TASK TO COMPLETE:
Images are excluded; otherwise, output every record exactly.

### DATASET RECORDS ###

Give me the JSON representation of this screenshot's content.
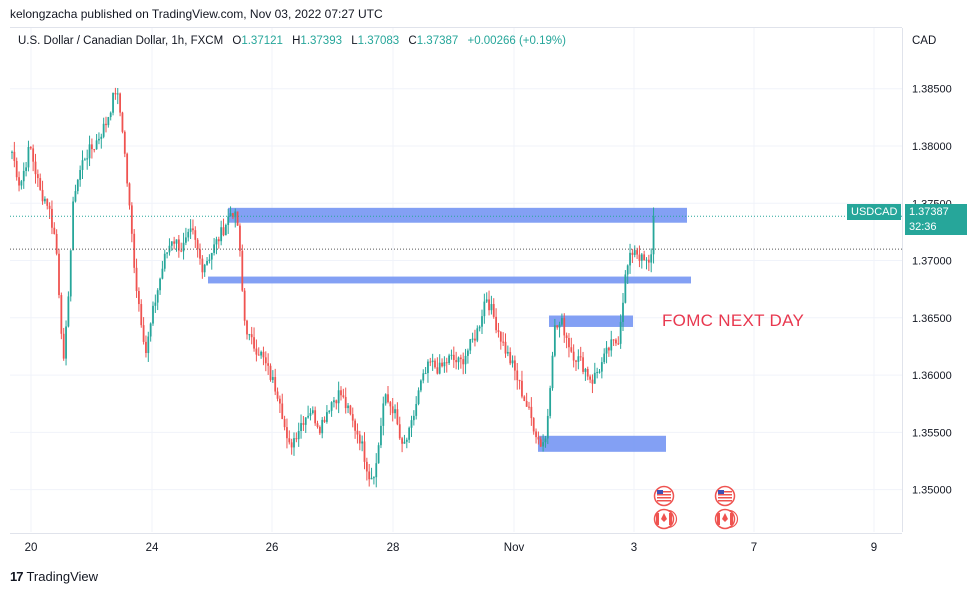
{
  "publish_line": {
    "author": "kelongzacha",
    "text": "kelongzacha published on TradingView.com, Nov 03, 2022 07:27 UTC"
  },
  "legend": {
    "symbol": "U.S. Dollar / Canadian Dollar, 1h, FXCM",
    "open_label": "O",
    "open": "1.37121",
    "high_label": "H",
    "high": "1.37393",
    "low_label": "L",
    "low": "1.37083",
    "close_label": "C",
    "close": "1.37387",
    "change": "+0.00266 (+0.19%)"
  },
  "currency": "CAD",
  "price_tag": {
    "symbol": "USDCAD",
    "price": "1.37387",
    "countdown": "32:36"
  },
  "annotation": "FOMC NEXT DAY",
  "branding": {
    "logo_text": "TradingView",
    "logo_mark": "17"
  },
  "colors": {
    "up": "#26a69a",
    "down": "#ef5350",
    "zone": "#6d8ff2",
    "tag": "#26a69a",
    "annotation": "#e8384f",
    "grid": "#f0f3fa",
    "axis_text": "#131722"
  },
  "events": [
    {
      "day": "Nov 3",
      "icons": [
        "us-flag-icon",
        "canada-flag-icon"
      ]
    },
    {
      "day": "Nov 6",
      "icons": [
        "us-flag-icon",
        "canada-flag-icon"
      ]
    }
  ],
  "chart_data": {
    "type": "candlestick",
    "x_label": "",
    "y_label": "",
    "y_range": [
      1.3463,
      1.3903
    ],
    "y_ticks": [
      "1.38500",
      "1.38000",
      "1.37500",
      "1.37000",
      "1.36500",
      "1.36000",
      "1.35500",
      "1.35000"
    ],
    "x_ticks": [
      "20",
      "24",
      "26",
      "28",
      "Nov",
      "3",
      "7",
      "9"
    ],
    "grid": true,
    "current_price": 1.37387,
    "reference_price": 1.371,
    "zones": [
      {
        "y_low": 1.3733,
        "y_high": 1.3746,
        "start": "Oct 25 ~04:00",
        "end": "Nov 4 ~06:00"
      },
      {
        "y_low": 1.368,
        "y_high": 1.3686,
        "start": "Oct 24 ~20:00",
        "end": "Nov 4 ~12:00"
      },
      {
        "y_low": 1.3642,
        "y_high": 1.3652,
        "start": "Nov 1 ~10:00",
        "end": "Nov 3 ~00:00"
      },
      {
        "y_low": 1.3533,
        "y_high": 1.3547,
        "start": "Nov 1 ~00:00",
        "end": "Nov 4 ~00:00"
      }
    ],
    "path_anchors": [
      [
        0,
        1.3795
      ],
      [
        8,
        1.3765
      ],
      [
        18,
        1.38
      ],
      [
        28,
        1.376
      ],
      [
        36,
        1.375
      ],
      [
        44,
        1.3715
      ],
      [
        52,
        1.3605
      ],
      [
        62,
        1.376
      ],
      [
        72,
        1.379
      ],
      [
        82,
        1.38
      ],
      [
        94,
        1.382
      ],
      [
        104,
        1.385
      ],
      [
        110,
        1.382
      ],
      [
        116,
        1.376
      ],
      [
        124,
        1.368
      ],
      [
        134,
        1.362
      ],
      [
        142,
        1.366
      ],
      [
        152,
        1.37
      ],
      [
        160,
        1.372
      ],
      [
        170,
        1.371
      ],
      [
        180,
        1.3725
      ],
      [
        190,
        1.3695
      ],
      [
        198,
        1.3705
      ],
      [
        210,
        1.3725
      ],
      [
        220,
        1.3745
      ],
      [
        226,
        1.373
      ],
      [
        232,
        1.365
      ],
      [
        238,
        1.363
      ],
      [
        248,
        1.362
      ],
      [
        258,
        1.36
      ],
      [
        268,
        1.358
      ],
      [
        276,
        1.3535
      ],
      [
        282,
        1.3545
      ],
      [
        290,
        1.356
      ],
      [
        298,
        1.357
      ],
      [
        308,
        1.3555
      ],
      [
        318,
        1.3575
      ],
      [
        328,
        1.3585
      ],
      [
        340,
        1.356
      ],
      [
        348,
        1.3545
      ],
      [
        358,
        1.351
      ],
      [
        364,
        1.352
      ],
      [
        372,
        1.358
      ],
      [
        382,
        1.357
      ],
      [
        390,
        1.3535
      ],
      [
        398,
        1.355
      ],
      [
        408,
        1.359
      ],
      [
        418,
        1.361
      ],
      [
        428,
        1.3605
      ],
      [
        438,
        1.3615
      ],
      [
        448,
        1.361
      ],
      [
        458,
        1.3625
      ],
      [
        466,
        1.364
      ],
      [
        474,
        1.367
      ],
      [
        482,
        1.365
      ],
      [
        492,
        1.3625
      ],
      [
        502,
        1.3605
      ],
      [
        512,
        1.358
      ],
      [
        520,
        1.356
      ],
      [
        528,
        1.354
      ],
      [
        534,
        1.3545
      ],
      [
        542,
        1.364
      ],
      [
        550,
        1.3645
      ],
      [
        560,
        1.362
      ],
      [
        570,
        1.361
      ],
      [
        580,
        1.3595
      ],
      [
        590,
        1.361
      ],
      [
        598,
        1.3625
      ],
      [
        606,
        1.363
      ],
      [
        614,
        1.369
      ],
      [
        622,
        1.3712
      ],
      [
        630,
        1.37
      ],
      [
        638,
        1.3695
      ],
      [
        642,
        1.37387
      ]
    ]
  }
}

###

ANSWER TO THE PROBLEM:
Give me the JSON representation of this screenshot's content.
{
  "publish_line": {
    "author": "kelongzacha",
    "text": "kelongzacha published on TradingView.com, Nov 03, 2022 07:27 UTC"
  },
  "legend": {
    "symbol": "U.S. Dollar / Canadian Dollar, 1h, FXCM",
    "open_label": "O",
    "open": "1.37121",
    "high_label": "H",
    "high": "1.37393",
    "low_label": "L",
    "low": "1.37083",
    "close_label": "C",
    "close": "1.37387",
    "change": "+0.00266 (+0.19%)"
  },
  "currency": "CAD",
  "price_tag": {
    "symbol": "USDCAD",
    "price": "1.37387",
    "countdown": "32:36"
  },
  "annotation": "FOMC NEXT DAY",
  "branding": {
    "logo_text": "TradingView",
    "logo_mark": "17"
  },
  "colors": {
    "up": "#26a69a",
    "down": "#ef5350",
    "zone": "#6d8ff2",
    "tag": "#26a69a",
    "annotation": "#e8384f",
    "grid": "#f0f3fa",
    "axis_text": "#131722"
  },
  "events": [
    {
      "day": "Nov 3",
      "icons": [
        "us-flag-icon",
        "canada-flag-icon"
      ]
    },
    {
      "day": "Nov 6",
      "icons": [
        "us-flag-icon",
        "canada-flag-icon"
      ]
    }
  ],
  "chart_data": {
    "type": "candlestick",
    "x_label": "",
    "y_label": "",
    "y_range": [
      1.3463,
      1.3903
    ],
    "y_ticks": [
      "1.38500",
      "1.38000",
      "1.37500",
      "1.37000",
      "1.36500",
      "1.36000",
      "1.35500",
      "1.35000"
    ],
    "x_ticks": [
      "20",
      "24",
      "26",
      "28",
      "Nov",
      "3",
      "7",
      "9"
    ],
    "grid": true,
    "current_price": 1.37387,
    "reference_price": 1.371,
    "zones": [
      {
        "y_low": 1.3733,
        "y_high": 1.3746,
        "start": "Oct 25 ~04:00",
        "end": "Nov 4 ~06:00"
      },
      {
        "y_low": 1.368,
        "y_high": 1.3686,
        "start": "Oct 24 ~20:00",
        "end": "Nov 4 ~12:00"
      },
      {
        "y_low": 1.3642,
        "y_high": 1.3652,
        "start": "Nov 1 ~10:00",
        "end": "Nov 3 ~00:00"
      },
      {
        "y_low": 1.3533,
        "y_high": 1.3547,
        "start": "Nov 1 ~00:00",
        "end": "Nov 4 ~00:00"
      }
    ],
    "path_anchors": [
      [
        0,
        1.3795
      ],
      [
        8,
        1.3765
      ],
      [
        18,
        1.38
      ],
      [
        28,
        1.376
      ],
      [
        36,
        1.375
      ],
      [
        44,
        1.3715
      ],
      [
        52,
        1.3605
      ],
      [
        62,
        1.376
      ],
      [
        72,
        1.379
      ],
      [
        82,
        1.38
      ],
      [
        94,
        1.382
      ],
      [
        104,
        1.385
      ],
      [
        110,
        1.382
      ],
      [
        116,
        1.376
      ],
      [
        124,
        1.368
      ],
      [
        134,
        1.362
      ],
      [
        142,
        1.366
      ],
      [
        152,
        1.37
      ],
      [
        160,
        1.372
      ],
      [
        170,
        1.371
      ],
      [
        180,
        1.3725
      ],
      [
        190,
        1.3695
      ],
      [
        198,
        1.3705
      ],
      [
        210,
        1.3725
      ],
      [
        220,
        1.3745
      ],
      [
        226,
        1.373
      ],
      [
        232,
        1.365
      ],
      [
        238,
        1.363
      ],
      [
        248,
        1.362
      ],
      [
        258,
        1.36
      ],
      [
        268,
        1.358
      ],
      [
        276,
        1.3535
      ],
      [
        282,
        1.3545
      ],
      [
        290,
        1.356
      ],
      [
        298,
        1.357
      ],
      [
        308,
        1.3555
      ],
      [
        318,
        1.3575
      ],
      [
        328,
        1.3585
      ],
      [
        340,
        1.356
      ],
      [
        348,
        1.3545
      ],
      [
        358,
        1.351
      ],
      [
        364,
        1.352
      ],
      [
        372,
        1.358
      ],
      [
        382,
        1.357
      ],
      [
        390,
        1.3535
      ],
      [
        398,
        1.355
      ],
      [
        408,
        1.359
      ],
      [
        418,
        1.361
      ],
      [
        428,
        1.3605
      ],
      [
        438,
        1.3615
      ],
      [
        448,
        1.361
      ],
      [
        458,
        1.3625
      ],
      [
        466,
        1.364
      ],
      [
        474,
        1.367
      ],
      [
        482,
        1.365
      ],
      [
        492,
        1.3625
      ],
      [
        502,
        1.3605
      ],
      [
        512,
        1.358
      ],
      [
        520,
        1.356
      ],
      [
        528,
        1.354
      ],
      [
        534,
        1.3545
      ],
      [
        542,
        1.364
      ],
      [
        550,
        1.3645
      ],
      [
        560,
        1.362
      ],
      [
        570,
        1.361
      ],
      [
        580,
        1.3595
      ],
      [
        590,
        1.361
      ],
      [
        598,
        1.3625
      ],
      [
        606,
        1.363
      ],
      [
        614,
        1.369
      ],
      [
        622,
        1.3712
      ],
      [
        630,
        1.37
      ],
      [
        638,
        1.3695
      ],
      [
        642,
        1.37387
      ]
    ]
  }
}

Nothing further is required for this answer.